* Figure record extracts *

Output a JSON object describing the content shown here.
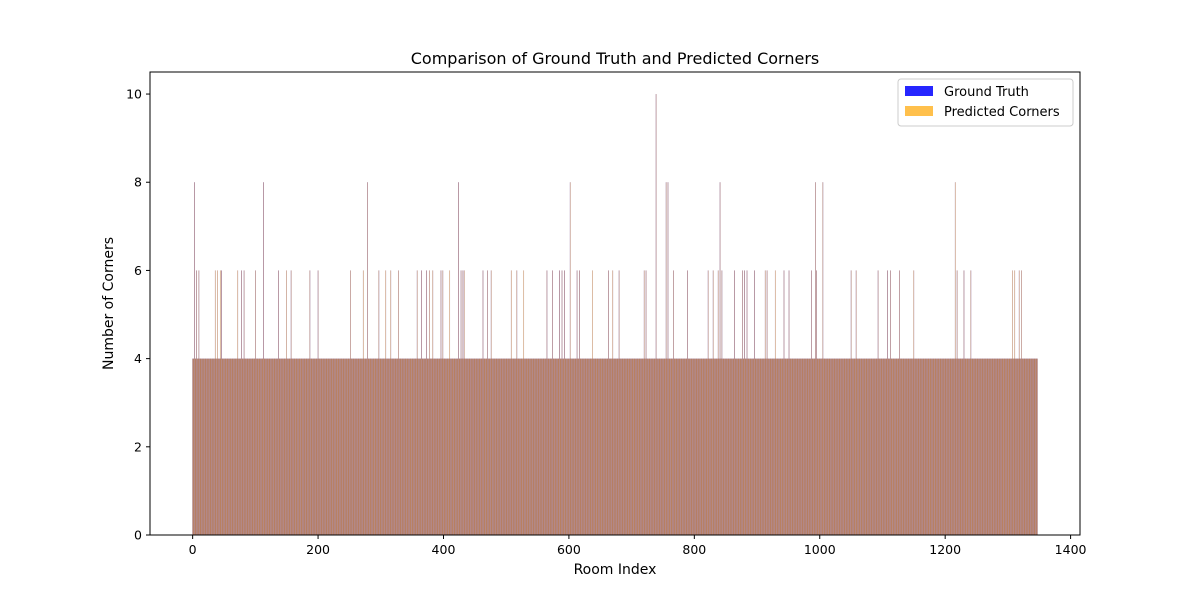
{
  "chart_data": {
    "type": "bar",
    "title": "Comparison of Ground Truth and Predicted Corners",
    "xlabel": "Room Index",
    "ylabel": "Number of Corners",
    "xlim": [
      -68,
      1415
    ],
    "ylim": [
      0,
      10.5
    ],
    "xticks": [
      0,
      200,
      400,
      600,
      800,
      1000,
      1200,
      1400
    ],
    "yticks": [
      0,
      2,
      4,
      6,
      8,
      10
    ],
    "grid": false,
    "legend_position": "top-right",
    "bar_count": 1348,
    "default_value": 4,
    "series": [
      {
        "name": "Ground Truth",
        "color": "#0000ff",
        "alpha": 0.85
      },
      {
        "name": "Predicted Corners",
        "color": "#ffa500",
        "alpha": 0.7
      }
    ],
    "nondefault_values": {
      "3": 8,
      "6": 6,
      "10": 6,
      "36": 6,
      "40": 6,
      "44": 6,
      "46": 6,
      "72": 6,
      "78": 6,
      "82": 6,
      "100": 6,
      "113": 8,
      "137": 6,
      "150": 6,
      "157": 6,
      "187": 6,
      "200": 6,
      "252": 6,
      "272": 6,
      "279": 8,
      "297": 6,
      "308": 6,
      "316": 6,
      "328": 6,
      "358": 6,
      "365": 6,
      "373": 6,
      "378": 6,
      "383": 6,
      "396": 6,
      "399": 6,
      "410": 6,
      "424": 8,
      "428": 6,
      "431": 6,
      "433": 6,
      "463": 6,
      "470": 6,
      "476": 6,
      "508": 6,
      "517": 6,
      "528": 6,
      "565": 6,
      "574": 6,
      "585": 6,
      "589": 6,
      "593": 6,
      "602": 8,
      "613": 6,
      "617": 6,
      "638": 6,
      "663": 6,
      "670": 6,
      "680": 6,
      "720": 6,
      "723": 6,
      "739": 10,
      "755": 8,
      "758": 8,
      "767": 6,
      "789": 6,
      "822": 6,
      "830": 6,
      "838": 6,
      "841": 8,
      "844": 6,
      "864": 6,
      "877": 6,
      "880": 6,
      "884": 6,
      "896": 6,
      "913": 6,
      "916": 6,
      "929": 6,
      "943": 6,
      "951": 6,
      "987": 6,
      "993": 8,
      "995": 6,
      "1005": 8,
      "1050": 6,
      "1058": 6,
      "1093": 6,
      "1108": 6,
      "1113": 6,
      "1127": 6,
      "1150": 6,
      "1216": 8,
      "1219": 6,
      "1230": 6,
      "1241": 6,
      "1307": 6,
      "1311": 6,
      "1318": 6,
      "1322": 6
    }
  }
}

* Given task *
Every record above should be transcribed exactly; the pictures stay out of the copy.

* Expected answer *
Output a JSON object describing the content shown here.
{
  "chart_data": {
    "type": "bar",
    "title": "Comparison of Ground Truth and Predicted Corners",
    "xlabel": "Room Index",
    "ylabel": "Number of Corners",
    "xlim": [
      -68,
      1415
    ],
    "ylim": [
      0,
      10.5
    ],
    "xticks": [
      0,
      200,
      400,
      600,
      800,
      1000,
      1200,
      1400
    ],
    "yticks": [
      0,
      2,
      4,
      6,
      8,
      10
    ],
    "grid": false,
    "legend_position": "top-right",
    "bar_count": 1348,
    "default_value": 4,
    "series": [
      {
        "name": "Ground Truth",
        "color": "#0000ff",
        "alpha": 0.85
      },
      {
        "name": "Predicted Corners",
        "color": "#ffa500",
        "alpha": 0.7
      }
    ],
    "nondefault_values": {
      "3": 8,
      "6": 6,
      "10": 6,
      "36": 6,
      "40": 6,
      "44": 6,
      "46": 6,
      "72": 6,
      "78": 6,
      "82": 6,
      "100": 6,
      "113": 8,
      "137": 6,
      "150": 6,
      "157": 6,
      "187": 6,
      "200": 6,
      "252": 6,
      "272": 6,
      "279": 8,
      "297": 6,
      "308": 6,
      "316": 6,
      "328": 6,
      "358": 6,
      "365": 6,
      "373": 6,
      "378": 6,
      "383": 6,
      "396": 6,
      "399": 6,
      "410": 6,
      "424": 8,
      "428": 6,
      "431": 6,
      "433": 6,
      "463": 6,
      "470": 6,
      "476": 6,
      "508": 6,
      "517": 6,
      "528": 6,
      "565": 6,
      "574": 6,
      "585": 6,
      "589": 6,
      "593": 6,
      "602": 8,
      "613": 6,
      "617": 6,
      "638": 6,
      "663": 6,
      "670": 6,
      "680": 6,
      "720": 6,
      "723": 6,
      "739": 10,
      "755": 8,
      "758": 8,
      "767": 6,
      "789": 6,
      "822": 6,
      "830": 6,
      "838": 6,
      "841": 8,
      "844": 6,
      "864": 6,
      "877": 6,
      "880": 6,
      "884": 6,
      "896": 6,
      "913": 6,
      "916": 6,
      "929": 6,
      "943": 6,
      "951": 6,
      "987": 6,
      "993": 8,
      "995": 6,
      "1005": 8,
      "1050": 6,
      "1058": 6,
      "1093": 6,
      "1108": 6,
      "1113": 6,
      "1127": 6,
      "1150": 6,
      "1216": 8,
      "1219": 6,
      "1230": 6,
      "1241": 6,
      "1307": 6,
      "1311": 6,
      "1318": 6,
      "1322": 6
    }
  }
}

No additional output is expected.